** BEGIN RECORDS **

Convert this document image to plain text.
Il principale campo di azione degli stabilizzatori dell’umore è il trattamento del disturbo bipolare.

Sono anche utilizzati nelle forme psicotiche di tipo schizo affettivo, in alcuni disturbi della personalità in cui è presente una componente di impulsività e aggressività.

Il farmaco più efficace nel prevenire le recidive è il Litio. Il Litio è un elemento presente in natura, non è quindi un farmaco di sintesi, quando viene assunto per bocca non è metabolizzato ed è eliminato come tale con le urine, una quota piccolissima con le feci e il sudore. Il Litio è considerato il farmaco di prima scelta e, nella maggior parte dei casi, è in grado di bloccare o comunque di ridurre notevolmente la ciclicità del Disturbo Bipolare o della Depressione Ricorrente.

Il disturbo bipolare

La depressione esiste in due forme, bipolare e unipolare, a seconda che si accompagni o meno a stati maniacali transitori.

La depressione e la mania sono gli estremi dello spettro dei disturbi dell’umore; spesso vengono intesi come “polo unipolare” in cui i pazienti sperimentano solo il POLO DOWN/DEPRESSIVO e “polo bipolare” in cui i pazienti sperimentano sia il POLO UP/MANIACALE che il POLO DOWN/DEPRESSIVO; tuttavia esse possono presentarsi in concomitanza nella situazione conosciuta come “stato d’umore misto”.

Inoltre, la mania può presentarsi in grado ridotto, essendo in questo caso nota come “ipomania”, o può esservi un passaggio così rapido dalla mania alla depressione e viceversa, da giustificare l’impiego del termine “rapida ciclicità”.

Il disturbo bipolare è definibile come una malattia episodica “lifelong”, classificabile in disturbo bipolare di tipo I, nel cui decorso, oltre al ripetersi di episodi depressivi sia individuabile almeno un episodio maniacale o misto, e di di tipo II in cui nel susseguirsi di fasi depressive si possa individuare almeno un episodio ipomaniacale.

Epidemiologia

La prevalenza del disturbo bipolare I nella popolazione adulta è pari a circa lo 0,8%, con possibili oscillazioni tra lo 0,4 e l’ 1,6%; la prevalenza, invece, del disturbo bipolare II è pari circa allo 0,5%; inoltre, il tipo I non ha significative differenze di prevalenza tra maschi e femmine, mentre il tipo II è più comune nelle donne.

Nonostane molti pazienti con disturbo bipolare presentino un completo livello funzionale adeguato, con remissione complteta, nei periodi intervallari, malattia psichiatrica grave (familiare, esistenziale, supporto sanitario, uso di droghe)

** END RECORDS **

EXERCISE. The records above should be repeated in full, exactly as given.

SOLUTION TO THE EXERCISE.
Convert this document image to plain text.
Il principale campo di azione degli stabilizzatori dell’umore è il trattamento del disturbo bipolare.

Sono anche utilizzati nelle forme psicotiche di tipo schizo affettivo, in alcuni disturbi della personalità in cui è presente una componente di impulsività e aggressività.

Il farmaco più efficace nel prevenire le recidive è il Litio. Il Litio è un elemento presente in natura, non è quindi un farmaco di sintesi, quando viene assunto per bocca non è metabolizzato ed è eliminato come tale con le urine, una quota piccolissima con le feci e il sudore. Il Litio è considerato il farmaco di prima scelta e, nella maggior parte dei casi, è in grado di bloccare o comunque di ridurre notevolmente la ciclicità del Disturbo Bipolare o della Depressione Ricorrente.

Il disturbo bipolare

La depressione esiste in due forme, bipolare e unipolare, a seconda che si accompagni o meno a stati maniacali transitori.

La depressione e la mania sono gli estremi dello spettro dei disturbi dell’umore; spesso vengono intesi come “polo unipolare” in cui i pazienti sperimentano solo il POLO DOWN/DEPRESSIVO e “polo bipolare” in cui i pazienti sperimentano sia il POLO UP/MANIACALE che il POLO DOWN/DEPRESSIVO; tuttavia esse possono presentarsi in concomitanza nella situazione conosciuta come “stato d’umore misto”.

Inoltre, la mania può presentarsi in grado ridotto, essendo in questo caso nota come “ipomania”, o può esservi un passaggio così rapido dalla mania alla depressione e viceversa, da giustificare l’impiego del termine “rapida ciclicità”.

Il disturbo bipolare è definibile come una malattia episodica “lifelong”, classificabile in disturbo bipolare di tipo I, nel cui decorso, oltre al ripetersi di episodi depressivi sia individuabile almeno un episodio maniacale o misto, e di di tipo II in cui nel susseguirsi di fasi depressive si possa individuare almeno un episodio ipomaniacale.

Epidemiologia

La prevalenza del disturbo bipolare I nella popolazione adulta è pari a circa lo 0,8%, con possibili oscillazioni tra lo 0,4 e l’ 1,6%; la prevalenza, invece, del disturbo bipolare II è pari circa allo 0,5%; inoltre, il tipo I non ha significative differenze di prevalenza tra maschi e femmine, mentre il tipo II è più comune nelle donne.

Nonostane molti pazienti con disturbo bipolare presentino un completo livello funzionale adeguato, con remissione complteta, nei periodi intervallari, malattia psichiatrica grave (familiare, esistenziale, supporto sanitario, uso di droghe)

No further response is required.